▸ **TEXT**:
╔══

Li Jing; Wang Keliang; Lian Minglei; Li Zhi; Du Tingzhao

(1. College Of Chemistry and Materials Engineering, Liupanshui Normal University, Liupanshui 553004; 2. North China Company, China Petroleum Engineering Co., Ltd., Renqiu 062552)

Abstract: In order to separate methyl acetate and methanol azeotrope, the ionic liquid (IL) 1,3-dimethylimidazolium dimethylphosphate ([DMIM]DMP) was used as the solvent. The Aspen Plus software was used to design and optimize the extractive distillation process. Under the optimized conditions, the mass fractions of methyl acetate and methanol were both above 99.5%. Compared with the dimethyl sulfoxide (DMSO) process, the [DMIM]DMP process has the advantages of saving energy and lower equipment investment cost. The result shows that using [DMIM]DMP as the solvent to separate a methyl acetate and methanol azeotrope has better prospect in industrial application.

╚══

▸ **GIVEN DATA**:
╔══

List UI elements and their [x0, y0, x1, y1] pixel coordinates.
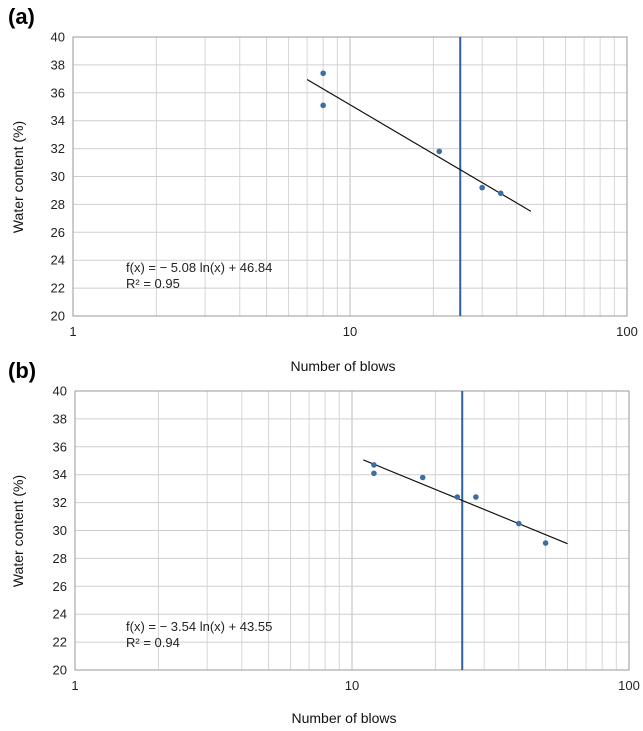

╚══

▸ **PROBLEMS AND TASKS**:
1 > Copy out the methyl acetate abstract starting at "(1. College Of" and ending at "Ltd., Renqiu 062552)", renaming "Company" as "Branch".
2 > In the methyl acetate abstract, which ionic liquid served as the solvent?
3 > Pick up the methyl acetate abstract after its final sentence and keep writing it.

▸ **THE ANSWERS**:
1 >
(1. College Of Chemistry and Materials Engineering, Liupanshui Normal University, Liupanshui 553004; 2. North China Branch, China Petroleum Engineering Co., Ltd., Renqiu 062552)

2 > 1,3-dimethylimidazolium dimethylphosphate ([DMIM]DMP).

3 >
Key words: extractive distillation; 1,3-dimethylimidazolium dimethylphosphate; azeotrope; methyl acetate; methanol

1 Introduction

Methyl acetate and methanol are widely used as organic chemical raw materials and solvents. The boiling point of methyl acetate and methanol is 330.15 K and 337.75 K, respectively. The mixture of methyl acetate and methanol, which consists of 66% of methyl acetate and 34% of methanol by molar fraction[1-4], is a typical azeotrope with an azeotropic temperature of 326.69 K. In the production of polyvinyl alcohol (PVA), a large amount of methyl acetate and methanol remains in the waste liquid[5-6]. The traditional distillation technology cannot separate the azeotrope effectively. Currently some special distillation methods, such as the pressureswing distillation, the reactive distillation, the azeotropic distillation, the salt distillation, and the extractive distillation are applied[7-11].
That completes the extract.